» Task directions: Copy the listing verbatim, excluding any images found in it.

>> START

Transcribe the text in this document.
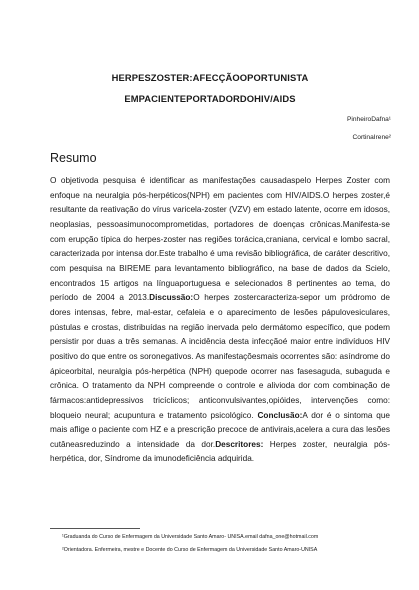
HERPESZOSTER:AFECÇÃOOPORTUNISTA
EMPACIENTEPORTADORDOHIV/AIDS
PinheiroDafna¹
CortinaIrene²
Resumo
O objetivoda pesquisa é identificar as manifestações causadaspelo Herpes Zoster com enfoque na neuralgia pós-herpéticos(NPH) em pacientes com HIV/AIDS.O herpes zoster,é resultante da reativação do vírus varicela-zoster (VZV) em estado latente, ocorre em idosos, neoplasias, pessoasimunocomprometidas, portadores de doenças crônicas.Manifesta-se com erupção típica do herpes-zoster nas regiões torácica,craniana, cervical e lombo sacral, caracterizada por intensa dor.Este trabalho é uma revisão bibliográfica, de caráter descritivo, com pesquisa na BIREME para levantamento bibliográfico, na base de dados da Scielo, encontrados 15 artigos na línguaportuguesa e selecionados 8 pertinentes ao tema, do período de 2004 a 2013.Discussão:O herpes zostercaracteriza-sepor um pródromo de dores intensas, febre, mal-estar, cefaleia e o aparecimento de lesões pápulovesiculares, pústulas e crostas, distribuídas na região inervada pelo dermátomo específico, que podem persistir por duas a três semanas. A incidência desta infecçãoé maior entre indivíduos HIV positivo do que entre os soronegativos. As manifestaçõesmais ocorrentes são: asíndrome do ápiceorbital, neuralgia pós-herpética (NPH) quepode ocorrer nas fasesaguda, subaguda e crônica. O tratamento da NPH compreende o controle e alivioda dor com combinação de fármacos:antidepressivos tricíclicos; anticonvulsivantes,opióides, intervenções como: bloqueio neural; acupuntura e tratamento psicológico. Conclusão:A dor é o sintoma que mais aflige o paciente com HZ e a prescrição precoce de antivirais,acelera a cura das lesões cutâneasreduzindo a intensidade da dor.Descritores: Herpes zoster, neuralgia pós-herpética, dor, Síndrome da imunodeficiência adquirida.
¹Graduanda do Curso de Enfermagem da Universidade Santo Amaro- UNISA.email dafna_one@hotmail.com
²Orientadora. Enfermeira, mestre e Docente do Curso de Enfermagem da Universidade Santo Amaro-UNISA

>> END

» Exercise solution:
Transcribe the text in this document.
HERPESZOSTER:AFECÇÃOOPORTUNISTA
EMPACIENTEPORTADORDOHIV/AIDS
PinheiroDafna¹
CortinaIrene²
Resumo
O objetivoda pesquisa é identificar as manifestações causadaspelo Herpes Zoster com enfoque na neuralgia pós-herpéticos(NPH) em pacientes com HIV/AIDS.O herpes zoster,é resultante da reativação do vírus varicela-zoster (VZV) em estado latente, ocorre em idosos, neoplasias, pessoasimunocomprometidas, portadores de doenças crônicas.Manifesta-se com erupção típica do herpes-zoster nas regiões torácica,craniana, cervical e lombo sacral, caracterizada por intensa dor.Este trabalho é uma revisão bibliográfica, de caráter descritivo, com pesquisa na BIREME para levantamento bibliográfico, na base de dados da Scielo, encontrados 15 artigos na línguaportuguesa e selecionados 8 pertinentes ao tema, do período de 2004 a 2013.Discussão:O herpes zostercaracteriza-sepor um pródromo de dores intensas, febre, mal-estar, cefaleia e o aparecimento de lesões pápulovesiculares, pústulas e crostas, distribuídas na região inervada pelo dermátomo específico, que podem persistir por duas a três semanas. A incidência desta infecçãoé maior entre indivíduos HIV positivo do que entre os soronegativos. As manifestaçõesmais ocorrentes são: asíndrome do ápiceorbital, neuralgia pós-herpética (NPH) quepode ocorrer nas fasesaguda, subaguda e crônica. O tratamento da NPH compreende o controle e alivioda dor com combinação de fármacos:antidepressivos tricíclicos; anticonvulsivantes,opióides, intervenções como: bloqueio neural; acupuntura e tratamento psicológico. Conclusão:A dor é o sintoma que mais aflige o paciente com HZ e a prescrição precoce de antivirais,acelera a cura das lesões cutâneasreduzindo a intensidade da dor.Descritores: Herpes zoster, neuralgia pós-herpética, dor, Síndrome da imunodeficiência adquirida.
¹Graduanda do Curso de Enfermagem da Universidade Santo Amaro- UNISA.email dafna_one@hotmail.com
²Orientadora. Enfermeira, mestre e Docente do Curso de Enfermagem da Universidade Santo Amaro-UNISA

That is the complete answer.